Only the lines from the one with "Transcribe this image's" to the end of the data below should be given again, exactly, with both ends included and pictures omitted.

Listing:
—————

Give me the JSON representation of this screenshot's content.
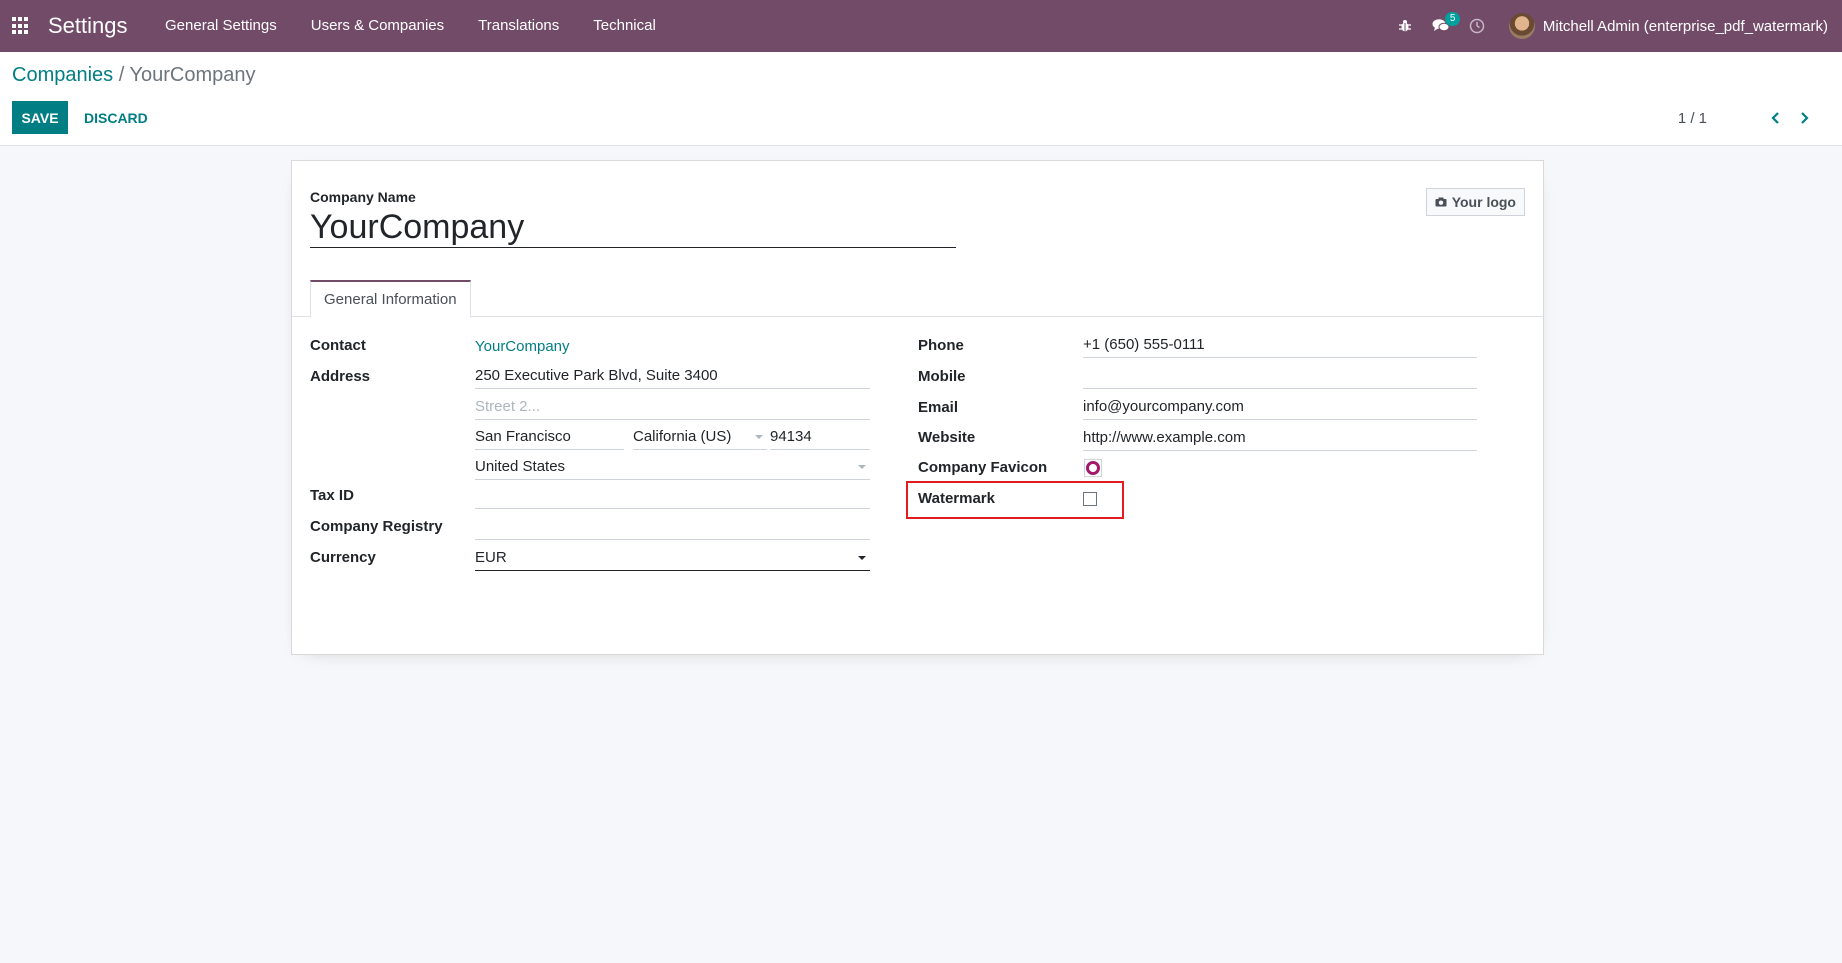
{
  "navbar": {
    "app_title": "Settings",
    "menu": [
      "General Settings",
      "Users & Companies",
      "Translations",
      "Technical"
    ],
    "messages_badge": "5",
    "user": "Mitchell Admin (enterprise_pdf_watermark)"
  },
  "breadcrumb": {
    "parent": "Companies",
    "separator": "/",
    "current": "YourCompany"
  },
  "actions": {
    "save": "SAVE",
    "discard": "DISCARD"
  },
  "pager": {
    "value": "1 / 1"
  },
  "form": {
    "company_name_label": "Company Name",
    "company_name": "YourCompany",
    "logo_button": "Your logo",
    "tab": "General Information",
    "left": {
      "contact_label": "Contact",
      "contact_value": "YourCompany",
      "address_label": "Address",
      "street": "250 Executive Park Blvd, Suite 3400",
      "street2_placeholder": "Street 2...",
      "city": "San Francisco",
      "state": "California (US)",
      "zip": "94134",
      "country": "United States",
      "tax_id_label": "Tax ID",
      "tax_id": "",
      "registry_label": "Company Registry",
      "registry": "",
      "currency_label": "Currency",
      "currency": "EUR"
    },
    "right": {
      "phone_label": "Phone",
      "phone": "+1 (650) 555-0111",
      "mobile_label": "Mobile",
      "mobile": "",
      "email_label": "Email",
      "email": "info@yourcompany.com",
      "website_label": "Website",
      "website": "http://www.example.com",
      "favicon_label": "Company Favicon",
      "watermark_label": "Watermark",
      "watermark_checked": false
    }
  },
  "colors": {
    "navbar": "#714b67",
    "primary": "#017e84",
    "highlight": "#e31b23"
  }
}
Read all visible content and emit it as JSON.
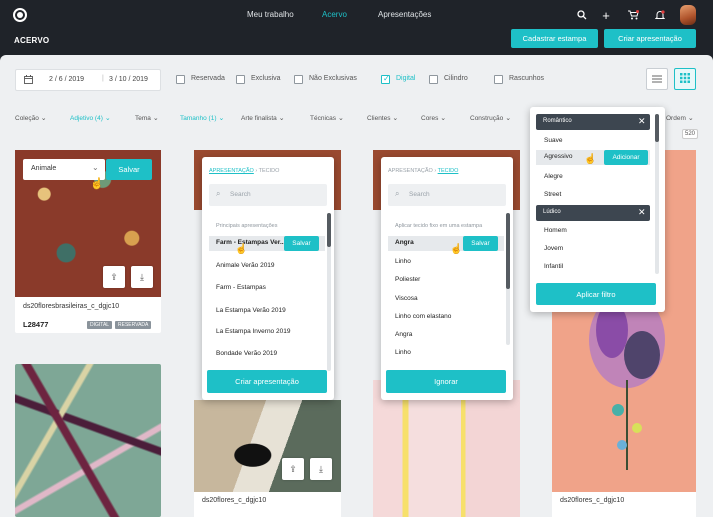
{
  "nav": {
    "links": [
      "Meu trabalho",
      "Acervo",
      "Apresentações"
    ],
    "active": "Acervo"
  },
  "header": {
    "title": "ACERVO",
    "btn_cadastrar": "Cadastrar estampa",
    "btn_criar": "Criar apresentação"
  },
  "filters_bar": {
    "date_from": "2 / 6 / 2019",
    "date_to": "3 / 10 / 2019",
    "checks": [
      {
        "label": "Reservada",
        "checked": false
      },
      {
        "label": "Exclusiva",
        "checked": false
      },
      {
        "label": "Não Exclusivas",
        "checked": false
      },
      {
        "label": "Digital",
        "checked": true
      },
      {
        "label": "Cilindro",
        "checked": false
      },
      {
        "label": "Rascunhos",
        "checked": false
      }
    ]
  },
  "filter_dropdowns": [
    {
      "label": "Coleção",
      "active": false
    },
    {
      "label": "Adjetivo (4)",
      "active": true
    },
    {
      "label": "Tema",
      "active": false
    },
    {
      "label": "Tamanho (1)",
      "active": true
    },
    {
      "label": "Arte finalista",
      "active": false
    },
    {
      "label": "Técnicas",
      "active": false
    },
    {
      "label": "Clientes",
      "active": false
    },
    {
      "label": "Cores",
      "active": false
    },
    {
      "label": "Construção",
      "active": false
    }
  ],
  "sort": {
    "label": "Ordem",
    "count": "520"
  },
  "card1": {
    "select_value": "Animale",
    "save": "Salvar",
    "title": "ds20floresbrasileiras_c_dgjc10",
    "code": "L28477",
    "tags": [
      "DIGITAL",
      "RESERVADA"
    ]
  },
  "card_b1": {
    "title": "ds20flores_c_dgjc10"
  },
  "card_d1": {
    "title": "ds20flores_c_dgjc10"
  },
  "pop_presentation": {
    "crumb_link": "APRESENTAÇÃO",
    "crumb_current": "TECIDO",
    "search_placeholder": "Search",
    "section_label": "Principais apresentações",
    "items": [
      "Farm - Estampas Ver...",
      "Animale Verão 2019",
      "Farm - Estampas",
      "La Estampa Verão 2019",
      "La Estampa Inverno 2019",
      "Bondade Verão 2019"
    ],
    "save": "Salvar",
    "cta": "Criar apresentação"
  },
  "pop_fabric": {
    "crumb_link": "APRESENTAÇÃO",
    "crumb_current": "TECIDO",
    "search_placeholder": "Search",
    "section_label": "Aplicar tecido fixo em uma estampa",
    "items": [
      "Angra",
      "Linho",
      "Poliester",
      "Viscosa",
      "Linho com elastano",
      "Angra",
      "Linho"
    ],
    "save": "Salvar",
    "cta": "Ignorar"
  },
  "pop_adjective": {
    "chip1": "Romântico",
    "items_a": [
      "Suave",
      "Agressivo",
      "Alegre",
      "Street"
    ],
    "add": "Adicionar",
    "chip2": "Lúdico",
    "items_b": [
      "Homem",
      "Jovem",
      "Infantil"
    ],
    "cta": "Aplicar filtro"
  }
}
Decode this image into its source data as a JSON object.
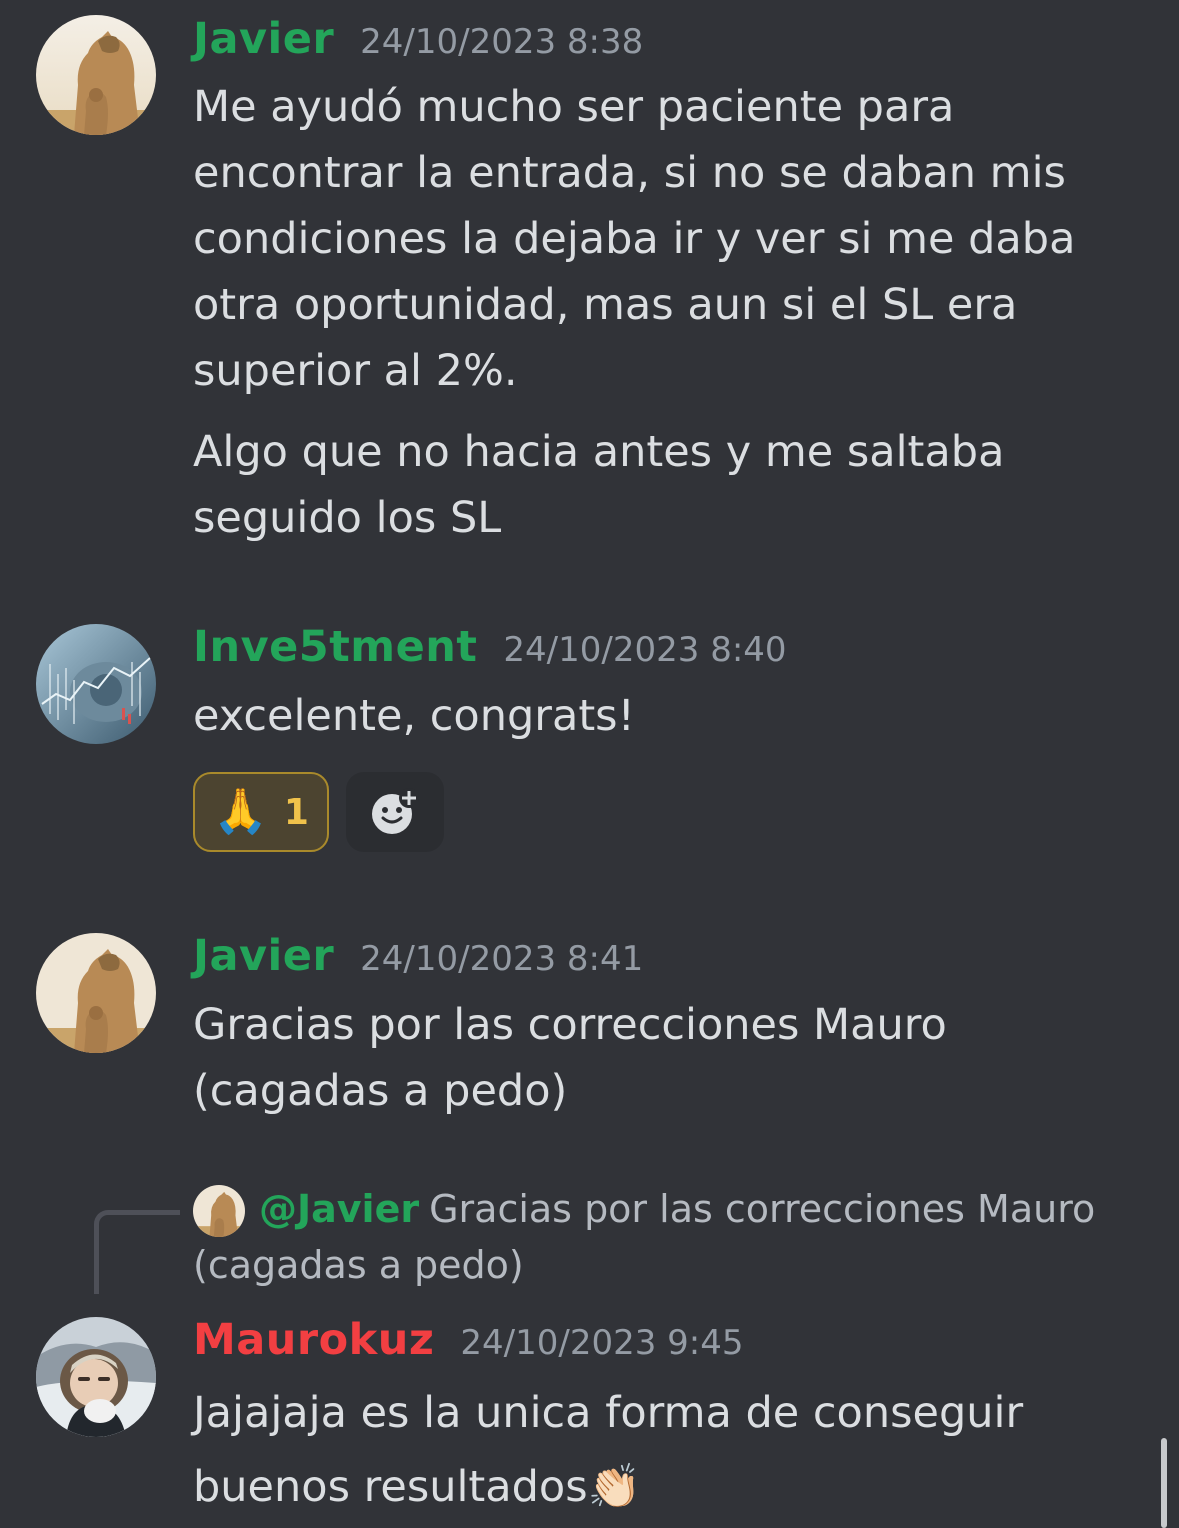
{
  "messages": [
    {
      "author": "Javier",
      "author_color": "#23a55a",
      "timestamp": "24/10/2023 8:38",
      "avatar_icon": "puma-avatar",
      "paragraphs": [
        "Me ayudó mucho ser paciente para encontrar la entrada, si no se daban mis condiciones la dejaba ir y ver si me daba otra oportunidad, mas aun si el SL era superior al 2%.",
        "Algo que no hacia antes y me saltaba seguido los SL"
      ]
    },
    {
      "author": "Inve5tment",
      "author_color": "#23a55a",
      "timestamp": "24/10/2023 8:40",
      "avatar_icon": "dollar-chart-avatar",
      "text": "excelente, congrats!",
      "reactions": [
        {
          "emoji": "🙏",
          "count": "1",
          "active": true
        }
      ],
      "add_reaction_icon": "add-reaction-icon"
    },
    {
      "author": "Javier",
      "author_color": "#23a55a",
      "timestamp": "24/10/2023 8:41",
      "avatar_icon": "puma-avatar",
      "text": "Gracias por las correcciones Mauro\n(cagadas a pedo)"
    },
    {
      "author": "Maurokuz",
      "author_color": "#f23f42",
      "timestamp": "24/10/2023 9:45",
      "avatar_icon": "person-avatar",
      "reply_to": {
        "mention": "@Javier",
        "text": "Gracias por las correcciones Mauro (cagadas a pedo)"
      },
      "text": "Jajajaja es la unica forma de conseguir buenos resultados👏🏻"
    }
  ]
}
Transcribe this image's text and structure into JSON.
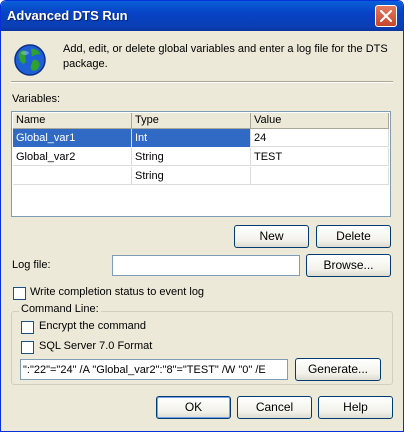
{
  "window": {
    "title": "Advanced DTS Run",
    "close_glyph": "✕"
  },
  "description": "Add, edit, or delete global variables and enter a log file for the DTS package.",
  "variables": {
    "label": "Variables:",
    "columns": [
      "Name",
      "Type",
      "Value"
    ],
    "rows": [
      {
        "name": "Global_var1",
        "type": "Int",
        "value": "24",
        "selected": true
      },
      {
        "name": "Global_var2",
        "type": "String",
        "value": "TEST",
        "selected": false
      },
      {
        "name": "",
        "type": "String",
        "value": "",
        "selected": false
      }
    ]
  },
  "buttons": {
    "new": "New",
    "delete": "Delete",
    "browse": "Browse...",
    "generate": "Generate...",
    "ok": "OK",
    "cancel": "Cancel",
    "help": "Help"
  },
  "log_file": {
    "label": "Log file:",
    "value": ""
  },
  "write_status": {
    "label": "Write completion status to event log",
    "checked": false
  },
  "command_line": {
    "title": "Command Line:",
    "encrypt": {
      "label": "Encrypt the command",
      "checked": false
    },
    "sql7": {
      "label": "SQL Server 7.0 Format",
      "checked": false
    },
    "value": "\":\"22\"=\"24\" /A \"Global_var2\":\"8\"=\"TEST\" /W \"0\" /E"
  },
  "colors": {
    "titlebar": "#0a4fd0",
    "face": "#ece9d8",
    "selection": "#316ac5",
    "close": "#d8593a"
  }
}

—————

Response to this exercise:
Transcribe this image's text and structure into JSON.
{
  "window": {
    "title": "Advanced DTS Run",
    "close_glyph": "✕"
  },
  "description": "Add, edit, or delete global variables and enter a log file for the DTS package.",
  "variables": {
    "label": "Variables:",
    "columns": [
      "Name",
      "Type",
      "Value"
    ],
    "rows": [
      {
        "name": "Global_var1",
        "type": "Int",
        "value": "24",
        "selected": true
      },
      {
        "name": "Global_var2",
        "type": "String",
        "value": "TEST",
        "selected": false
      },
      {
        "name": "",
        "type": "String",
        "value": "",
        "selected": false
      }
    ]
  },
  "buttons": {
    "new": "New",
    "delete": "Delete",
    "browse": "Browse...",
    "generate": "Generate...",
    "ok": "OK",
    "cancel": "Cancel",
    "help": "Help"
  },
  "log_file": {
    "label": "Log file:",
    "value": ""
  },
  "write_status": {
    "label": "Write completion status to event log",
    "checked": false
  },
  "command_line": {
    "title": "Command Line:",
    "encrypt": {
      "label": "Encrypt the command",
      "checked": false
    },
    "sql7": {
      "label": "SQL Server 7.0 Format",
      "checked": false
    },
    "value": "\":\"22\"=\"24\" /A \"Global_var2\":\"8\"=\"TEST\" /W \"0\" /E"
  },
  "colors": {
    "titlebar": "#0a4fd0",
    "face": "#ece9d8",
    "selection": "#316ac5",
    "close": "#d8593a"
  }
}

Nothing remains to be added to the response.